Task requirements =
Output the entries verbatim, including every line.

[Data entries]
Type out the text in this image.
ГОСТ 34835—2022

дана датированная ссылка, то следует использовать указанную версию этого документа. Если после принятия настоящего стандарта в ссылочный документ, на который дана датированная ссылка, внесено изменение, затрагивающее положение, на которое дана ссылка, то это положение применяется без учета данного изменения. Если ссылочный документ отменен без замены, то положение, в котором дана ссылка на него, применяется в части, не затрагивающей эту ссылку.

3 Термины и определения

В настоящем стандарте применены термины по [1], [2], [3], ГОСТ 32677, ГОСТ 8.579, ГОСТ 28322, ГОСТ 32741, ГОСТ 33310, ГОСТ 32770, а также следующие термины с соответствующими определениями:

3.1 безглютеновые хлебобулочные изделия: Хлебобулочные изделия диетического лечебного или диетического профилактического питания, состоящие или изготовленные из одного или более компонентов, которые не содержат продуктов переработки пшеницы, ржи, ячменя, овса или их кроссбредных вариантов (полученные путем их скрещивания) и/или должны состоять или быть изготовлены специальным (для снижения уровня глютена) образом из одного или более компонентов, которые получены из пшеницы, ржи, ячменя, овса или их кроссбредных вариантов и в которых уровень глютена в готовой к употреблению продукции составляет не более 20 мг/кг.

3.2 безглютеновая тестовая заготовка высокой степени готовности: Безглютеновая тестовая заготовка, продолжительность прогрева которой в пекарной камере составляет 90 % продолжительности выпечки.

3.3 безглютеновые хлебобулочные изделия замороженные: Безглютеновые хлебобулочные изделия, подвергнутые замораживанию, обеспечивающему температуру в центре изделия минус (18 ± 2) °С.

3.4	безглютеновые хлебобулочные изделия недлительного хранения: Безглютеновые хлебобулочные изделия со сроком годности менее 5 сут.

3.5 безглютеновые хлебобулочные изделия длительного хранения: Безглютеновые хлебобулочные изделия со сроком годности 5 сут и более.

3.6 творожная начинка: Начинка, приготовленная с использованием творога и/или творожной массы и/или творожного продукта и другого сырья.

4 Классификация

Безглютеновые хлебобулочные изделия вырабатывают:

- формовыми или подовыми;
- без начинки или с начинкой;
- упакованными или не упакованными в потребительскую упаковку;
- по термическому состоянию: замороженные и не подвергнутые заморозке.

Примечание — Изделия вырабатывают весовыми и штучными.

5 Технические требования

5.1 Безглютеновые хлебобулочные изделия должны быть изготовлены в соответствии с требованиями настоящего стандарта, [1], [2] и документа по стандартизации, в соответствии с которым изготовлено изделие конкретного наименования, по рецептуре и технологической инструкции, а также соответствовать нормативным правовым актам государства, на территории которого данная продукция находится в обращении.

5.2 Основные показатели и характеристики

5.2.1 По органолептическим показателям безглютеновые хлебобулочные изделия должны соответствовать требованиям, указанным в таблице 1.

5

Written answer =
Type out the text in this image.
ГОСТ 34835—2022

дана датированная ссылка, то следует использовать указанную версию этого документа. Если после принятия настоящего стандарта в ссылочный документ, на который дана датированная ссылка, внесено изменение, затрагивающее положение, на которое дана ссылка, то это положение применяется без учета данного изменения. Если ссылочный документ отменен без замены, то положение, в котором дана ссылка на него, применяется в части, не затрагивающей эту ссылку.

3 Термины и определения

В настоящем стандарте применены термины по [1], [2], [3], ГОСТ 32677, ГОСТ 8.579, ГОСТ 28322, ГОСТ 32741, ГОСТ 33310, ГОСТ 32770, а также следующие термины с соответствующими определениями:

3.1 безглютеновые хлебобулочные изделия: Хлебобулочные изделия диетического лечебного или диетического профилактического питания, состоящие или изготовленные из одного или более компонентов, которые не содержат продуктов переработки пшеницы, ржи, ячменя, овса или их кроссбредных вариантов (полученные путем их скрещивания) и/или должны состоять или быть изготовлены специальным (для снижения уровня глютена) образом из одного или более компонентов, которые получены из пшеницы, ржи, ячменя, овса или их кроссбредных вариантов и в которых уровень глютена в готовой к употреблению продукции составляет не более 20 мг/кг.

3.2 безглютеновая тестовая заготовка высокой степени готовности: Безглютеновая тестовая заготовка, продолжительность прогрева которой в пекарной камере составляет 90 % продолжительности выпечки.

3.3 безглютеновые хлебобулочные изделия замороженные: Безглютеновые хлебобулочные изделия, подвергнутые замораживанию, обеспечивающему температуру в центре изделия минус (18 ± 2) °С.

3.4	безглютеновые хлебобулочные изделия недлительного хранения: Безглютеновые хлебобулочные изделия со сроком годности менее 5 сут.

3.5 безглютеновые хлебобулочные изделия длительного хранения: Безглютеновые хлебобулочные изделия со сроком годности 5 сут и более.

3.6 творожная начинка: Начинка, приготовленная с использованием творога и/или творожной массы и/или творожного продукта и другого сырья.

4 Классификация

Безглютеновые хлебобулочные изделия вырабатывают:

- формовыми или подовыми;
- без начинки или с начинкой;
- упакованными или не упакованными в потребительскую упаковку;
- по термическому состоянию: замороженные и не подвергнутые заморозке.

Примечание — Изделия вырабатывают весовыми и штучными.

5 Технические требования

5.1 Безглютеновые хлебобулочные изделия должны быть изготовлены в соответствии с требованиями настоящего стандарта, [1], [2] и документа по стандартизации, в соответствии с которым изготовлено изделие конкретного наименования, по рецептуре и технологической инструкции, а также соответствовать нормативным правовым актам государства, на территории которого данная продукция находится в обращении.

5.2 Основные показатели и характеристики

5.2.1 По органолептическим показателям безглютеновые хлебобулочные изделия должны соответствовать требованиям, указанным в таблице 1.

5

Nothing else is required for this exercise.